→ **REQUIRED WORK**
Beginning with the line containing "Output a JSON" and ending with the last line, repeat the records exactly.

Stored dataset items
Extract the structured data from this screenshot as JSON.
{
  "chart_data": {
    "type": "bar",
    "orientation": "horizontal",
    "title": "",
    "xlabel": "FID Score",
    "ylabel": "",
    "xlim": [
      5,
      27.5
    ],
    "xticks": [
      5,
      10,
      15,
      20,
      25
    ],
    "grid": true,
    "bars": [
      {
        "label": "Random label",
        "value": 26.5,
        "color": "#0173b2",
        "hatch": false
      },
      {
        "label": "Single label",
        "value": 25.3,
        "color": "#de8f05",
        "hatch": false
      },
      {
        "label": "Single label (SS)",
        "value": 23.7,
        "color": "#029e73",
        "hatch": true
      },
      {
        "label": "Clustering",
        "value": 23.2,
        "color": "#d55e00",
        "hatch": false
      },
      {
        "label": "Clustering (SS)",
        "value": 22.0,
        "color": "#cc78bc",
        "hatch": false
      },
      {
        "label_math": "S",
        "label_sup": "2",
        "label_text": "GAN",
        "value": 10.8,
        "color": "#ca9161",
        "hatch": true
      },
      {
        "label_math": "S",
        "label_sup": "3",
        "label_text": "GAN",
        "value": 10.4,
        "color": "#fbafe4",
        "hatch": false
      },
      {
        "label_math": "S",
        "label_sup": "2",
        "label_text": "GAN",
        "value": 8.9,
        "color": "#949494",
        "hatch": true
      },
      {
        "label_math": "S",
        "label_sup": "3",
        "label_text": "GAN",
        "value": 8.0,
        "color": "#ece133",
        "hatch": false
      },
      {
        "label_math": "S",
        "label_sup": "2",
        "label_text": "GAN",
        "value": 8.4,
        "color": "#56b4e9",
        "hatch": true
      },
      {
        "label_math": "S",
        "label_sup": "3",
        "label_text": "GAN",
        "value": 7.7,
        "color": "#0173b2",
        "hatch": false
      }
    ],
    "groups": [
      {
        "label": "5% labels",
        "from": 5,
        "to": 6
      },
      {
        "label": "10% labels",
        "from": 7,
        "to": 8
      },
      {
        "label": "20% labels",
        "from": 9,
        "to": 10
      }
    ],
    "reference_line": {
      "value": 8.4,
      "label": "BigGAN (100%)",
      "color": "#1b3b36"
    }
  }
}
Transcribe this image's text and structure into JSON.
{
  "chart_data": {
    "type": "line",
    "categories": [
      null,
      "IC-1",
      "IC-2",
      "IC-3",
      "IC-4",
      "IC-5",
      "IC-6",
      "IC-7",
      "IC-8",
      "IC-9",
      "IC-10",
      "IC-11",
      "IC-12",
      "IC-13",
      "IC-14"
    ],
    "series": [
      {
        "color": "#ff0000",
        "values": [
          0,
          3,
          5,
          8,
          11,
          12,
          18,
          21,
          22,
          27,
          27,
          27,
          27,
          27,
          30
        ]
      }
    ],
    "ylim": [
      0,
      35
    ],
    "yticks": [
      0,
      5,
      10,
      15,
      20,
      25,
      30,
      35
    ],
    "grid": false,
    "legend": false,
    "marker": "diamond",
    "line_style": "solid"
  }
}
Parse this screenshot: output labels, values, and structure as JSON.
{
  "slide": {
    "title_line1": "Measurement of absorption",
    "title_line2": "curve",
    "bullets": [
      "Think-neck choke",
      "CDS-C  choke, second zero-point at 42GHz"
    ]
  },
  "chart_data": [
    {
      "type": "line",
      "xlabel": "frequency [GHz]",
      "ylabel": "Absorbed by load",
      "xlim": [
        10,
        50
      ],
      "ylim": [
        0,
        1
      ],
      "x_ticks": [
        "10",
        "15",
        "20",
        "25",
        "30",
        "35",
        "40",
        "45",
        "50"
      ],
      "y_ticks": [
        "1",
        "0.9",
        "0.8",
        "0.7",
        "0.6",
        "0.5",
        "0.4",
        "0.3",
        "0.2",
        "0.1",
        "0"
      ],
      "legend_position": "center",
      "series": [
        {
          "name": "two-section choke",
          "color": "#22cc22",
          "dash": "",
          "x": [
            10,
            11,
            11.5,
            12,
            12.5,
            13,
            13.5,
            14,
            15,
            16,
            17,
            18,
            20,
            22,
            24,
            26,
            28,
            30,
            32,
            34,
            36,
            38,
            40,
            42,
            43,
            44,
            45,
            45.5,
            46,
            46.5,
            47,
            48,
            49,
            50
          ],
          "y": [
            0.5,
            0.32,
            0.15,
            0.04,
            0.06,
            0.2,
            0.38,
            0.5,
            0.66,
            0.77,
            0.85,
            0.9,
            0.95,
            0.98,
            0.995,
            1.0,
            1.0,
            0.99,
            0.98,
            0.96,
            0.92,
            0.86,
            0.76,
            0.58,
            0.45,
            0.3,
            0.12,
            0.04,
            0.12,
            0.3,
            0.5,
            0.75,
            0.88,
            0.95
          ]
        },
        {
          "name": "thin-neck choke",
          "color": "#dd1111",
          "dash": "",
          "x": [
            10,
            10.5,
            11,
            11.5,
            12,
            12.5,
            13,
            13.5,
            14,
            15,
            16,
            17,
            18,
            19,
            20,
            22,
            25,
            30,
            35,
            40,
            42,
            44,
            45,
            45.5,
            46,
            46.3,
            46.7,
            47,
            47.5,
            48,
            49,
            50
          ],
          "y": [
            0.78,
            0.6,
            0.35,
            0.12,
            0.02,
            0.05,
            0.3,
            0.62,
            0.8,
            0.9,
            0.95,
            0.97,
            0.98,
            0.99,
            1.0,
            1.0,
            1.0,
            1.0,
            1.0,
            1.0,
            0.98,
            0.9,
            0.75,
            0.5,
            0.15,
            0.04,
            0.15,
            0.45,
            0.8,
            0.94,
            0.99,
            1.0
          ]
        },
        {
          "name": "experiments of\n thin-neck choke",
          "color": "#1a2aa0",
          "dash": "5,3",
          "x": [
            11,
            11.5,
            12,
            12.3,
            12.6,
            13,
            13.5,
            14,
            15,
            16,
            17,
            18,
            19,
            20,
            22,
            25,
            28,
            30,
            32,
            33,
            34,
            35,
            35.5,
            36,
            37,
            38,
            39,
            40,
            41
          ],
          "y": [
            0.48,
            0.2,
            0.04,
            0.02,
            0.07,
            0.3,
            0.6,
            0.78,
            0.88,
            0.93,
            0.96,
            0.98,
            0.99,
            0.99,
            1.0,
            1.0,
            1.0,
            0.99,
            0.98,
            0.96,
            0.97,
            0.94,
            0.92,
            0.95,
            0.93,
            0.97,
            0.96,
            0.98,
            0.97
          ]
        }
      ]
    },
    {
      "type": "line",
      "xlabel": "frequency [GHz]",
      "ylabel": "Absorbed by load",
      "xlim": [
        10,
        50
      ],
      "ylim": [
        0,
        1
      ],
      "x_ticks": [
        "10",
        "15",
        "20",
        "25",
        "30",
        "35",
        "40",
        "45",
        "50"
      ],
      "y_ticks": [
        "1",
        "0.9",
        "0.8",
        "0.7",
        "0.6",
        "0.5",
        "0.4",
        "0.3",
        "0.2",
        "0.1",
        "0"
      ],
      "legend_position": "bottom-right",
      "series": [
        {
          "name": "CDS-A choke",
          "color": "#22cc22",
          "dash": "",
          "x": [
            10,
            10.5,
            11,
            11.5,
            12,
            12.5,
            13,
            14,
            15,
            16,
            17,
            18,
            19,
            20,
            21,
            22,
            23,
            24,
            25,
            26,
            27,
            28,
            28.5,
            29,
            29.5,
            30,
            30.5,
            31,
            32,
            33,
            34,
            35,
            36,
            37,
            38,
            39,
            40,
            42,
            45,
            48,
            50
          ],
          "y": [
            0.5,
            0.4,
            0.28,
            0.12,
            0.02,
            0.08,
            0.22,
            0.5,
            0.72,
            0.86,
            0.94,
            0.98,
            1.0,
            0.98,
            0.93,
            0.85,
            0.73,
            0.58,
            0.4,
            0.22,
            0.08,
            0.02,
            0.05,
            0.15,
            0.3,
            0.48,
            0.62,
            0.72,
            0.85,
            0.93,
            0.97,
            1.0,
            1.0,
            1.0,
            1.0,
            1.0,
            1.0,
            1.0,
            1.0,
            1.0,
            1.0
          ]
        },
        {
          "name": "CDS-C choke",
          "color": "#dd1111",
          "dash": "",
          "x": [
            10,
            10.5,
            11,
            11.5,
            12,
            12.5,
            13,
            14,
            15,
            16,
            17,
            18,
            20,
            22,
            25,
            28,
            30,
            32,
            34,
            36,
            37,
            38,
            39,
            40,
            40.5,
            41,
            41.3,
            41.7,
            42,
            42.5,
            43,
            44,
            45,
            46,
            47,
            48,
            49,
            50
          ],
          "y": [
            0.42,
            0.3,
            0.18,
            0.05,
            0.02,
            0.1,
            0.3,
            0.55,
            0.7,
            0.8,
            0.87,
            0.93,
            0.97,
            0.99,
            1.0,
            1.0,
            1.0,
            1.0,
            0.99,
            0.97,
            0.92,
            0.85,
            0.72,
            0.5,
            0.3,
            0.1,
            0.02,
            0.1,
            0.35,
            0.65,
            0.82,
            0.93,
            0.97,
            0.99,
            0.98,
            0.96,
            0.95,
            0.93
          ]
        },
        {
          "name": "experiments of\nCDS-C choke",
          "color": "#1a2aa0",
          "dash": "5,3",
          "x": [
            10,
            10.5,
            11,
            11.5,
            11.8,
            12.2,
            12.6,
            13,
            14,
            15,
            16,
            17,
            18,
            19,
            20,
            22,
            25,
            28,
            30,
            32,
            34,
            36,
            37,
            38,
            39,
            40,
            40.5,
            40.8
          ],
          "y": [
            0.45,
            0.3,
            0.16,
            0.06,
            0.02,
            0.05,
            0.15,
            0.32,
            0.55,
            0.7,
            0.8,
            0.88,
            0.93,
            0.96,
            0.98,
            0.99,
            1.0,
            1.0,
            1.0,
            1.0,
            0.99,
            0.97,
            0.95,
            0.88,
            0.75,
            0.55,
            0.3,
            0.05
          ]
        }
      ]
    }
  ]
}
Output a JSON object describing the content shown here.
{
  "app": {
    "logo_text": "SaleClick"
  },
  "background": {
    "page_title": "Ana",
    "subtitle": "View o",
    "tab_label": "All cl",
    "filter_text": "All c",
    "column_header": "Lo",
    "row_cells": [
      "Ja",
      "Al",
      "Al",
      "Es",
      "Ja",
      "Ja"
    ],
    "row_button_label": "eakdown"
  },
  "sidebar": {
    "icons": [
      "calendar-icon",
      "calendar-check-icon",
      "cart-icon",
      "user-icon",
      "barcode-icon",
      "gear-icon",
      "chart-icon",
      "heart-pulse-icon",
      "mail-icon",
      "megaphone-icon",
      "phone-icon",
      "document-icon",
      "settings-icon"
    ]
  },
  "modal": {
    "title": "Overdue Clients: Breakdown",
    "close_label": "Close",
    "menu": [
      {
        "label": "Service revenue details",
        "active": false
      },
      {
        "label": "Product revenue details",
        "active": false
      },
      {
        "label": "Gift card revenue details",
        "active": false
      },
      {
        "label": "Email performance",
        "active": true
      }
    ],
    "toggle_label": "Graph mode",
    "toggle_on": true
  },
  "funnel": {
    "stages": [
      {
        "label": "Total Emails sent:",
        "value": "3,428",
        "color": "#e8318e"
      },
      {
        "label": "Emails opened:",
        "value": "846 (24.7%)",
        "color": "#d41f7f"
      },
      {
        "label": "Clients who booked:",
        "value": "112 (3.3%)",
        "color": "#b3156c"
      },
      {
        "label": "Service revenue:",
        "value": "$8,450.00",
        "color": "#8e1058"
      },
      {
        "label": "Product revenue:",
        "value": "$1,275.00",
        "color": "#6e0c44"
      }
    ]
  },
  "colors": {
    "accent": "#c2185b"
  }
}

→ **RESPONSE BELOW**
Output a JSON object describing the content shown here.
{
  "app": {
    "logo_text": "SaleClick"
  },
  "background": {
    "page_title": "Ana",
    "subtitle": "View o",
    "tab_label": "All cl",
    "filter_text": "All c",
    "column_header": "Lo",
    "row_cells": [
      "Ja",
      "Al",
      "Al",
      "Es",
      "Ja",
      "Ja"
    ],
    "row_button_label": "eakdown"
  },
  "sidebar": {
    "icons": [
      "calendar-icon",
      "calendar-check-icon",
      "cart-icon",
      "user-icon",
      "barcode-icon",
      "gear-icon",
      "chart-icon",
      "heart-pulse-icon",
      "mail-icon",
      "megaphone-icon",
      "phone-icon",
      "document-icon",
      "settings-icon"
    ]
  },
  "modal": {
    "title": "Overdue Clients: Breakdown",
    "close_label": "Close",
    "menu": [
      {
        "label": "Service revenue details",
        "active": false
      },
      {
        "label": "Product revenue details",
        "active": false
      },
      {
        "label": "Gift card revenue details",
        "active": false
      },
      {
        "label": "Email performance",
        "active": true
      }
    ],
    "toggle_label": "Graph mode",
    "toggle_on": true
  },
  "funnel": {
    "stages": [
      {
        "label": "Total Emails sent:",
        "value": "3,428",
        "color": "#e8318e"
      },
      {
        "label": "Emails opened:",
        "value": "846 (24.7%)",
        "color": "#d41f7f"
      },
      {
        "label": "Clients who booked:",
        "value": "112 (3.3%)",
        "color": "#b3156c"
      },
      {
        "label": "Service revenue:",
        "value": "$8,450.00",
        "color": "#8e1058"
      },
      {
        "label": "Product revenue:",
        "value": "$1,275.00",
        "color": "#6e0c44"
      }
    ]
  },
  "colors": {
    "accent": "#c2185b"
  }
}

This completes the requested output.